• [AVAILABLE DATA]
* * * * * * * * *
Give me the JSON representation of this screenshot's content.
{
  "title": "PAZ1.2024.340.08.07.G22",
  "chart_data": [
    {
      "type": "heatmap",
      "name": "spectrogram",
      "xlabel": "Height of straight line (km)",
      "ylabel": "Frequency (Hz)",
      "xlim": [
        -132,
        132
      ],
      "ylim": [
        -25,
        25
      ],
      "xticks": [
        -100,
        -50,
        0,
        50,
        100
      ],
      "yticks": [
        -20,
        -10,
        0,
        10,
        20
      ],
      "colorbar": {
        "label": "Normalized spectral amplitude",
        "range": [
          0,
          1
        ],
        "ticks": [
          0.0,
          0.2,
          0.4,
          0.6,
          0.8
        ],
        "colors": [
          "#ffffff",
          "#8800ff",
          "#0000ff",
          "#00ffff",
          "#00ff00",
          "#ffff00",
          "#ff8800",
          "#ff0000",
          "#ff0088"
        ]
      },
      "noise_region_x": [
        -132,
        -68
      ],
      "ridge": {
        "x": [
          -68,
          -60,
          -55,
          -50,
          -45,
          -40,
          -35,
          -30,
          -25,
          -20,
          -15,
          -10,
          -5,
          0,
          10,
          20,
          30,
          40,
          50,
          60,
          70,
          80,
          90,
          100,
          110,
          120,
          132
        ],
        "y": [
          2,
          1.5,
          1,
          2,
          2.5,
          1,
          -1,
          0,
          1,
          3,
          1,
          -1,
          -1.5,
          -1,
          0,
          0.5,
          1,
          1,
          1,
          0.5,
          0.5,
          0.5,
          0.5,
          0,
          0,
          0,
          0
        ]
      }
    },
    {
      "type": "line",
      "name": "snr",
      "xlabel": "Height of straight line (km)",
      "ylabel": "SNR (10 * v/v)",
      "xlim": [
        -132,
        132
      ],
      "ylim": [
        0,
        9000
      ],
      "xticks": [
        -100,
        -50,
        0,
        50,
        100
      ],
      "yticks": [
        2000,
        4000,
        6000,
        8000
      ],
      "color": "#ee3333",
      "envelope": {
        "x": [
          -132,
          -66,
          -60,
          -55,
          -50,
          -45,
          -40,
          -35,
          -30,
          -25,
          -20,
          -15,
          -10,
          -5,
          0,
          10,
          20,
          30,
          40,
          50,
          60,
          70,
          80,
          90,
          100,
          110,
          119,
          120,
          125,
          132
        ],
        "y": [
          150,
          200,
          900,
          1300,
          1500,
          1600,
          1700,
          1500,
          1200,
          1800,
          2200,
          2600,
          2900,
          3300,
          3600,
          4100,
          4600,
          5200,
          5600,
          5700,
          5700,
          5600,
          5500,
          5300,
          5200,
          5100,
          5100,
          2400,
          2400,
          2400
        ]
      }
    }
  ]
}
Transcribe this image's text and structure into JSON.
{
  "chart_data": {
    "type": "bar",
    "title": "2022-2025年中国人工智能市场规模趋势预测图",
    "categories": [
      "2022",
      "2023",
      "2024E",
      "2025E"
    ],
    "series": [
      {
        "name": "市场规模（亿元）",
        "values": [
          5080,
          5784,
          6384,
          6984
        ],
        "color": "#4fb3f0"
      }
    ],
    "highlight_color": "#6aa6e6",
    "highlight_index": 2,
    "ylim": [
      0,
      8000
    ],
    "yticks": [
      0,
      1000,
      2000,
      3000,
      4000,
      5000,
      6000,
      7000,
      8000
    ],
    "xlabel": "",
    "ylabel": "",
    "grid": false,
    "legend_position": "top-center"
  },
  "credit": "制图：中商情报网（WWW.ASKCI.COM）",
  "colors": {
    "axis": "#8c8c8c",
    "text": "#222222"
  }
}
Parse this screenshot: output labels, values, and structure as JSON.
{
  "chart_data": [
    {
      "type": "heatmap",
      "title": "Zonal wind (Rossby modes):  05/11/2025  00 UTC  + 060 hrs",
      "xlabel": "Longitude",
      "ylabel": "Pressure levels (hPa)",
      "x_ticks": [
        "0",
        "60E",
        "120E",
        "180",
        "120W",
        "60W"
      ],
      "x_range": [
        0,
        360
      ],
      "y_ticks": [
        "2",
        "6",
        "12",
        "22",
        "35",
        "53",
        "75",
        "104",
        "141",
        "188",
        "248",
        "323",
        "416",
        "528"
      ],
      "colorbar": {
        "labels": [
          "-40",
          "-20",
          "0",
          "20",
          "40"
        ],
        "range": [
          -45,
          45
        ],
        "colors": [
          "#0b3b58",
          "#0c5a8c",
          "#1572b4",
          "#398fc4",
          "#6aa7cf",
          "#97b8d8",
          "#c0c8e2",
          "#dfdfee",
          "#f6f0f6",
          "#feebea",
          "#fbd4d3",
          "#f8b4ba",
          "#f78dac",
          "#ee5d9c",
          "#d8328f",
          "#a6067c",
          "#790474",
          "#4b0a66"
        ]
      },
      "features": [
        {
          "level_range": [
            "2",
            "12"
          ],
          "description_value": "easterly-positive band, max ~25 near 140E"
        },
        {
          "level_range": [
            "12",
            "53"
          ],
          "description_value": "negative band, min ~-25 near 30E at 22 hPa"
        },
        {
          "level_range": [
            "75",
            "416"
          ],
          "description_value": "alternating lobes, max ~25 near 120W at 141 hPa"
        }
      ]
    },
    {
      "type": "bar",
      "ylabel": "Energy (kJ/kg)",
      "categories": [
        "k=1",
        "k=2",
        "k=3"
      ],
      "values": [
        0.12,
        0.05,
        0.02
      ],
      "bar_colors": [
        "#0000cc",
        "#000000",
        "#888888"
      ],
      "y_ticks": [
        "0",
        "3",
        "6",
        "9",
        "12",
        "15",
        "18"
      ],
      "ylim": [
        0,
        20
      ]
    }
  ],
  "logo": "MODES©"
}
* * * * * * * * *
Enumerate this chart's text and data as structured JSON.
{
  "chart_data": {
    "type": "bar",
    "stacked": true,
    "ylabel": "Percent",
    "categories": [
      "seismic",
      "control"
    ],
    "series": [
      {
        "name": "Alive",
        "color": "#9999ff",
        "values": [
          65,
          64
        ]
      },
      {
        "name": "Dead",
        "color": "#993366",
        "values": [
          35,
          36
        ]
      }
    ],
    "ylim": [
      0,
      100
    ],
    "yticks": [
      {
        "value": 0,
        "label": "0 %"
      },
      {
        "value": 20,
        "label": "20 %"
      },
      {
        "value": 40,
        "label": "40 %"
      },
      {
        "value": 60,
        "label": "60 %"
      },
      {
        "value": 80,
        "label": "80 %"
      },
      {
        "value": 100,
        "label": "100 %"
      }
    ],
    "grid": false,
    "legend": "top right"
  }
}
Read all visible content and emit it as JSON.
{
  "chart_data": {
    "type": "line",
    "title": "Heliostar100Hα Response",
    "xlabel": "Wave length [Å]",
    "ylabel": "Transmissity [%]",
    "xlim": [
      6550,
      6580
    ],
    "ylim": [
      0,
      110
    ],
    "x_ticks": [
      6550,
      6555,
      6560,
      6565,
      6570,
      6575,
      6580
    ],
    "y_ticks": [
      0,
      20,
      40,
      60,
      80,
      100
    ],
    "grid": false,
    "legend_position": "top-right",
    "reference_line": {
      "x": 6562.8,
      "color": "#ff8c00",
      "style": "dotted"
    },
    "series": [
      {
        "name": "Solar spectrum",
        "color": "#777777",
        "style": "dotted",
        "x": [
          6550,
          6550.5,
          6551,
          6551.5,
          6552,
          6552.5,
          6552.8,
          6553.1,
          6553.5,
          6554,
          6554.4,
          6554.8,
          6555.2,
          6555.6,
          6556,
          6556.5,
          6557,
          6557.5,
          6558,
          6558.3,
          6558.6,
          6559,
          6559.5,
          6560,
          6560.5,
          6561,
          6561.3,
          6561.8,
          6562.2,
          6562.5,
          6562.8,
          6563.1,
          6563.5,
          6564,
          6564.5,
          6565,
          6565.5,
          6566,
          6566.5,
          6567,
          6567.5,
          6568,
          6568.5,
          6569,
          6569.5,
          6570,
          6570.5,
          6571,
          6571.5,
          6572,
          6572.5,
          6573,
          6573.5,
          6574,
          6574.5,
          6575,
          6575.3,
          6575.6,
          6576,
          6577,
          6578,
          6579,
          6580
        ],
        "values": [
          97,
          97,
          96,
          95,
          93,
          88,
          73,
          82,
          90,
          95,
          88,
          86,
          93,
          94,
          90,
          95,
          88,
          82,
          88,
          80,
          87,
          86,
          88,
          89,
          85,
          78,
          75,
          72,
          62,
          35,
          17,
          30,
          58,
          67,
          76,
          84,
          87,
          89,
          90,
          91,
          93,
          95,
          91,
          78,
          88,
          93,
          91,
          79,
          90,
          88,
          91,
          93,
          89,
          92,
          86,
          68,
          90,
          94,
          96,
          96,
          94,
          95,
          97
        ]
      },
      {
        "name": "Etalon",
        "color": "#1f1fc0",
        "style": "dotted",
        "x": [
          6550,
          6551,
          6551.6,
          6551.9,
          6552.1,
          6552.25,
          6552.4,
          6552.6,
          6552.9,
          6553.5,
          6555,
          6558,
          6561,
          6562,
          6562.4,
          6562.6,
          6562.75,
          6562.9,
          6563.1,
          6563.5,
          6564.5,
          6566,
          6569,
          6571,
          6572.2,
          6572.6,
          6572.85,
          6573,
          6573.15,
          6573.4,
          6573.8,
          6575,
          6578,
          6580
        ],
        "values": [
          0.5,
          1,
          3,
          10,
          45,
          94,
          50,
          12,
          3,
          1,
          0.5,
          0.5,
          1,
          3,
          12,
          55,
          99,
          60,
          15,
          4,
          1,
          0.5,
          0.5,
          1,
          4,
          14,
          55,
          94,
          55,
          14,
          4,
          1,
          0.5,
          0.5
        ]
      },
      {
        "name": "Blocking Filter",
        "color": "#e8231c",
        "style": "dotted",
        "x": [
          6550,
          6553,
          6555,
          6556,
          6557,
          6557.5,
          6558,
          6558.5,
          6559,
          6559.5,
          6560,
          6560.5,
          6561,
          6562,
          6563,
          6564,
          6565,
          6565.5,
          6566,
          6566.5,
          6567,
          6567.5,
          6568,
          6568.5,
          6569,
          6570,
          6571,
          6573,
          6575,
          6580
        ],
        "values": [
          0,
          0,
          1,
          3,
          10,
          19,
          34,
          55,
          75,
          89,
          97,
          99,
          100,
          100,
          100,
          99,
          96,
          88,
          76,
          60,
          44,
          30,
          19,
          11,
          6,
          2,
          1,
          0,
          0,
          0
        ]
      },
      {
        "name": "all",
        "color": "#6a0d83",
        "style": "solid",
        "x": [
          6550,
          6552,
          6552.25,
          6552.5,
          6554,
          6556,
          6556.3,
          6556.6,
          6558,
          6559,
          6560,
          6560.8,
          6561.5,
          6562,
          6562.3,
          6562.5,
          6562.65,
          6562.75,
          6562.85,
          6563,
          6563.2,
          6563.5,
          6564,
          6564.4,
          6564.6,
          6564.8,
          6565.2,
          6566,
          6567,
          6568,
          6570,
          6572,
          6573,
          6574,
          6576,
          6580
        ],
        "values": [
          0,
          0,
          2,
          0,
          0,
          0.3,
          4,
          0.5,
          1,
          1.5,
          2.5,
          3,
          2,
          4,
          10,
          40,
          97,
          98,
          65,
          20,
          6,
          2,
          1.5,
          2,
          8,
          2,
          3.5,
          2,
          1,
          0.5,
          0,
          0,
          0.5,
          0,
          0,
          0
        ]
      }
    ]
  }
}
* * * * * * * * *
• [WORK TO DO]
Make a copy of each line that contains the string "text".

• [WRITTEN RESPONSE]
Transcribe this image's text and structure into JSON.
    "text": "#222222"
Enumerate this chart's text and data as structured JSON.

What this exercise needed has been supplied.